*Requirement*
In the text on adrenal incidentalomas, which screening test should be reserved for patients with hypertension or unexplained hypokalemia?

------ Document extract ------

Figure 2. Simplified diagnostic algorithm for incidental adrenal lesions on CT.
AMetastatic disease can be either unilateral or bilateral.
CT, computed tomography; HU, Hounsfield unit; US, ultrasound.
PCCs secrete adrenaline and noradrenaline. Patients with PCCs can present with palpitation, headaches, tremors, sweating, weight loss and hypertension. This could be screened with plasma or urinary metanephrines.23 Cortisol-secreting adrenal mass results in Cushing’s syndrome, characterised by moon face, buffalo hump, central obesity, hypertension and diabetes. Screening can be conducted with a 1 mg overnight dexamethasone suppression test and confirmed with an 8 mg dexamethasone suppression test or midnight salivary cortisol.23 An aldosterone-secreting adrenal mass will manifest as Conn’s syndrome, which is often asymptomatic but can present with refractory hypertension or hypokalaemia. This could be screened with plasma aldosterone to plasma renin ratio and confirmed with 24-hour urinary aldosterone.22,23 In the primary care setting, all patients with adrenal incidentaloma should undergo clinical assessment for signs and symptoms of hormone excess. If hyperfunctioning adrenal lesion is suspected, GPs can screen with the 1 mg overnight dexamethasone suppression test and plasma or urinary metanephrines. Screening with the plasma aldosterone-to-plasma renin ratio should be reserved for patients with hypertension or unexplained hypokalaemia. Confirmatory tests should be deferred to a specialist (eg 8 mg dexamethasone suppression test or midnight salivary cortisol). All functional adrenal incidentalomas should be referred for specialist review and classified as category 1.24 Medical management is performed by an endocrinologist, and adrenalectomy is typically performed by an endocrine or urology surgeon.

------ Exercise data ------

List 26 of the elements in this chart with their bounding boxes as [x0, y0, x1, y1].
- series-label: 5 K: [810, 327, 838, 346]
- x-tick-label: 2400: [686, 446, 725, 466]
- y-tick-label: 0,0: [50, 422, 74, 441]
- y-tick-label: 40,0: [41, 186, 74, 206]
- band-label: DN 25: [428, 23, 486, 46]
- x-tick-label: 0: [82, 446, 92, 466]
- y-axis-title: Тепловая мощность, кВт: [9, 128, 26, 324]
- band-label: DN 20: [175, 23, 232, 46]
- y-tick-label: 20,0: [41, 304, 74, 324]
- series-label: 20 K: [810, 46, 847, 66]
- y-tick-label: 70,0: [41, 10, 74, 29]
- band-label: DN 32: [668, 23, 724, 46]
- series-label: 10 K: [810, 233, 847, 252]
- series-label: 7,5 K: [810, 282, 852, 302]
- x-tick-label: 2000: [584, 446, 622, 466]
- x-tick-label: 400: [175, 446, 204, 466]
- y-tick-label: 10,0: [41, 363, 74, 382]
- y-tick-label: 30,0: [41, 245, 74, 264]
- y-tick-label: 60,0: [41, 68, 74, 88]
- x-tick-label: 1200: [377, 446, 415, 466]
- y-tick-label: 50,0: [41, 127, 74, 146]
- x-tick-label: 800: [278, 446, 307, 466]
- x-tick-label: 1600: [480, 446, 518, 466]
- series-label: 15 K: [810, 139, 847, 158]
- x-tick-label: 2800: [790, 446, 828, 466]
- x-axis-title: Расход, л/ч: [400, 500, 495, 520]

------

*Reply*
The plasma aldosterone-to-plasma renin ratio.